**WRITTEN INSTRUCTION**:
Return all of the entries exactly, with nothing added or left out.

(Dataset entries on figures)
_ _ _
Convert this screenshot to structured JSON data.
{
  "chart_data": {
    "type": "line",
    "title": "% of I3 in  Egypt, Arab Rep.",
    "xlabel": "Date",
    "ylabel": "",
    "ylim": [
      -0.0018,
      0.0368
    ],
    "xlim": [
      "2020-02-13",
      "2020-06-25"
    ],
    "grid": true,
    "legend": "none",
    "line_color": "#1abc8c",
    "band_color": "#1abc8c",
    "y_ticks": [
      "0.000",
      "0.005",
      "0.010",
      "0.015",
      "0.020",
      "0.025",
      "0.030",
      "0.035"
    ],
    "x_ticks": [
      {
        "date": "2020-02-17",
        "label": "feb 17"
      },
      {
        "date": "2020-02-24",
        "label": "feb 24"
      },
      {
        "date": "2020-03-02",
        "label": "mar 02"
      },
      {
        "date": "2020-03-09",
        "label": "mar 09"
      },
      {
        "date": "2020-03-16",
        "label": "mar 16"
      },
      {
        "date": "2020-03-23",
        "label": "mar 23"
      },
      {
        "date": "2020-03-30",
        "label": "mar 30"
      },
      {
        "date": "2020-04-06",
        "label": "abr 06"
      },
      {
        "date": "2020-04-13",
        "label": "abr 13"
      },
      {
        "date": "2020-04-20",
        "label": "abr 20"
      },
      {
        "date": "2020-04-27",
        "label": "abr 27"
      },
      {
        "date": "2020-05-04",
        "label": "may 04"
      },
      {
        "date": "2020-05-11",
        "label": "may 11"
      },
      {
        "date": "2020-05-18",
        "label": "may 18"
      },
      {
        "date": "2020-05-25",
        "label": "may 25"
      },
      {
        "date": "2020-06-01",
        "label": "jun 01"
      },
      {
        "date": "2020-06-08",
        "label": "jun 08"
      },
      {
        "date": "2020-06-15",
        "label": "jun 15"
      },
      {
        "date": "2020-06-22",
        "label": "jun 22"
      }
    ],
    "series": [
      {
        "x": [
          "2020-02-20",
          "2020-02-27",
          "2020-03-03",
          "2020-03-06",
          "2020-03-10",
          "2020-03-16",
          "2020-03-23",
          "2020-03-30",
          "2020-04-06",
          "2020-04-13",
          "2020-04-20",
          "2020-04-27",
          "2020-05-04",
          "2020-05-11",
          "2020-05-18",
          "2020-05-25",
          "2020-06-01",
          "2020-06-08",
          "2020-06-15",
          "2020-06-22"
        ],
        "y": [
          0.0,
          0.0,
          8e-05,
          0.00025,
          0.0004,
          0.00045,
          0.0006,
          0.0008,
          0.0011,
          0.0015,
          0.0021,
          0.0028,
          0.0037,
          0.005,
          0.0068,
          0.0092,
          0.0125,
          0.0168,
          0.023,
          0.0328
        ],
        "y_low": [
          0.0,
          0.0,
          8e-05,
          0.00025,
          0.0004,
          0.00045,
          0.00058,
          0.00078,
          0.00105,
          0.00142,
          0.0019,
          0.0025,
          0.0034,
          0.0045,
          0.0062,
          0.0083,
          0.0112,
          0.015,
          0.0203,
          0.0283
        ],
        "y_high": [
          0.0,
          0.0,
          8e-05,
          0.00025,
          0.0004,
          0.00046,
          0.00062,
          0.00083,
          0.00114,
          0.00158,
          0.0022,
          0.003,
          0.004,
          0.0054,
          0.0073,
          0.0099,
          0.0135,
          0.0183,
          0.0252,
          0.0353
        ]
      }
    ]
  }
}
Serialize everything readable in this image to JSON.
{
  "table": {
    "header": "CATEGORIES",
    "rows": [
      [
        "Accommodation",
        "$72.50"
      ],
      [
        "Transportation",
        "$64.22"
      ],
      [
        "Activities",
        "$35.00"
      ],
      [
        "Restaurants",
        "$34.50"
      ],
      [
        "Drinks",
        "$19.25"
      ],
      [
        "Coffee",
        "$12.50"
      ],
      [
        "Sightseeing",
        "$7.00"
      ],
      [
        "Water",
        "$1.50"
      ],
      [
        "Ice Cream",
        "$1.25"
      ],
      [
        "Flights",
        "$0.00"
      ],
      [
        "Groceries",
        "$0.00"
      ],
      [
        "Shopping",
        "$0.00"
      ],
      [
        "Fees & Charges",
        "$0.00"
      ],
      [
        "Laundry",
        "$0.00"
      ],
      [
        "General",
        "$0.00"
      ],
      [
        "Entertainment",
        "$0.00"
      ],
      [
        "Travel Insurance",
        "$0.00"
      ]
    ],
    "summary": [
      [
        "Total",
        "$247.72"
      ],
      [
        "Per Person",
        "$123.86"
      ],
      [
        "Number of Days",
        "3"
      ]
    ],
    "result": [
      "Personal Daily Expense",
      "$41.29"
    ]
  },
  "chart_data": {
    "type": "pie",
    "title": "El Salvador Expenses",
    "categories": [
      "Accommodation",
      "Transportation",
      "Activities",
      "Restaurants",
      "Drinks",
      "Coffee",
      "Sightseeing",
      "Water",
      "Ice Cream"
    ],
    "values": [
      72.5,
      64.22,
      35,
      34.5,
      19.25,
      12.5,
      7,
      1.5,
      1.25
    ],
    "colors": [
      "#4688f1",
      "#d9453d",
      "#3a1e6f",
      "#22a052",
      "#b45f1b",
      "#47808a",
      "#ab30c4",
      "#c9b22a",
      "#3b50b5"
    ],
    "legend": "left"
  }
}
_ _ _
**RESULT FOR THIS TASK**:
Convert this screenshot to structured JSON data.
{
  "chart_data": {
    "type": "line",
    "title": "% of I3 in  Egypt, Arab Rep.",
    "xlabel": "Date",
    "ylabel": "",
    "ylim": [
      -0.0018,
      0.0368
    ],
    "xlim": [
      "2020-02-13",
      "2020-06-25"
    ],
    "grid": true,
    "legend": "none",
    "line_color": "#1abc8c",
    "band_color": "#1abc8c",
    "y_ticks": [
      "0.000",
      "0.005",
      "0.010",
      "0.015",
      "0.020",
      "0.025",
      "0.030",
      "0.035"
    ],
    "x_ticks": [
      {
        "date": "2020-02-17",
        "label": "feb 17"
      },
      {
        "date": "2020-02-24",
        "label": "feb 24"
      },
      {
        "date": "2020-03-02",
        "label": "mar 02"
      },
      {
        "date": "2020-03-09",
        "label": "mar 09"
      },
      {
        "date": "2020-03-16",
        "label": "mar 16"
      },
      {
        "date": "2020-03-23",
        "label": "mar 23"
      },
      {
        "date": "2020-03-30",
        "label": "mar 30"
      },
      {
        "date": "2020-04-06",
        "label": "abr 06"
      },
      {
        "date": "2020-04-13",
        "label": "abr 13"
      },
      {
        "date": "2020-04-20",
        "label": "abr 20"
      },
      {
        "date": "2020-04-27",
        "label": "abr 27"
      },
      {
        "date": "2020-05-04",
        "label": "may 04"
      },
      {
        "date": "2020-05-11",
        "label": "may 11"
      },
      {
        "date": "2020-05-18",
        "label": "may 18"
      },
      {
        "date": "2020-05-25",
        "label": "may 25"
      },
      {
        "date": "2020-06-01",
        "label": "jun 01"
      },
      {
        "date": "2020-06-08",
        "label": "jun 08"
      },
      {
        "date": "2020-06-15",
        "label": "jun 15"
      },
      {
        "date": "2020-06-22",
        "label": "jun 22"
      }
    ],
    "series": [
      {
        "x": [
          "2020-02-20",
          "2020-02-27",
          "2020-03-03",
          "2020-03-06",
          "2020-03-10",
          "2020-03-16",
          "2020-03-23",
          "2020-03-30",
          "2020-04-06",
          "2020-04-13",
          "2020-04-20",
          "2020-04-27",
          "2020-05-04",
          "2020-05-11",
          "2020-05-18",
          "2020-05-25",
          "2020-06-01",
          "2020-06-08",
          "2020-06-15",
          "2020-06-22"
        ],
        "y": [
          0.0,
          0.0,
          8e-05,
          0.00025,
          0.0004,
          0.00045,
          0.0006,
          0.0008,
          0.0011,
          0.0015,
          0.0021,
          0.0028,
          0.0037,
          0.005,
          0.0068,
          0.0092,
          0.0125,
          0.0168,
          0.023,
          0.0328
        ],
        "y_low": [
          0.0,
          0.0,
          8e-05,
          0.00025,
          0.0004,
          0.00045,
          0.00058,
          0.00078,
          0.00105,
          0.00142,
          0.0019,
          0.0025,
          0.0034,
          0.0045,
          0.0062,
          0.0083,
          0.0112,
          0.015,
          0.0203,
          0.0283
        ],
        "y_high": [
          0.0,
          0.0,
          8e-05,
          0.00025,
          0.0004,
          0.00046,
          0.00062,
          0.00083,
          0.00114,
          0.00158,
          0.0022,
          0.003,
          0.004,
          0.0054,
          0.0073,
          0.0099,
          0.0135,
          0.0183,
          0.0252,
          0.0353
        ]
      }
    ]
  }
}
Serialize everything readable in this image to JSON.
{
  "table": {
    "header": "CATEGORIES",
    "rows": [
      [
        "Accommodation",
        "$72.50"
      ],
      [
        "Transportation",
        "$64.22"
      ],
      [
        "Activities",
        "$35.00"
      ],
      [
        "Restaurants",
        "$34.50"
      ],
      [
        "Drinks",
        "$19.25"
      ],
      [
        "Coffee",
        "$12.50"
      ],
      [
        "Sightseeing",
        "$7.00"
      ],
      [
        "Water",
        "$1.50"
      ],
      [
        "Ice Cream",
        "$1.25"
      ],
      [
        "Flights",
        "$0.00"
      ],
      [
        "Groceries",
        "$0.00"
      ],
      [
        "Shopping",
        "$0.00"
      ],
      [
        "Fees & Charges",
        "$0.00"
      ],
      [
        "Laundry",
        "$0.00"
      ],
      [
        "General",
        "$0.00"
      ],
      [
        "Entertainment",
        "$0.00"
      ],
      [
        "Travel Insurance",
        "$0.00"
      ]
    ],
    "summary": [
      [
        "Total",
        "$247.72"
      ],
      [
        "Per Person",
        "$123.86"
      ],
      [
        "Number of Days",
        "3"
      ]
    ],
    "result": [
      "Personal Daily Expense",
      "$41.29"
    ]
  },
  "chart_data": {
    "type": "pie",
    "title": "El Salvador Expenses",
    "categories": [
      "Accommodation",
      "Transportation",
      "Activities",
      "Restaurants",
      "Drinks",
      "Coffee",
      "Sightseeing",
      "Water",
      "Ice Cream"
    ],
    "values": [
      72.5,
      64.22,
      35,
      34.5,
      19.25,
      12.5,
      7,
      1.5,
      1.25
    ],
    "colors": [
      "#4688f1",
      "#d9453d",
      "#3a1e6f",
      "#22a052",
      "#b45f1b",
      "#47808a",
      "#ab30c4",
      "#c9b22a",
      "#3b50b5"
    ],
    "legend": "left"
  }
}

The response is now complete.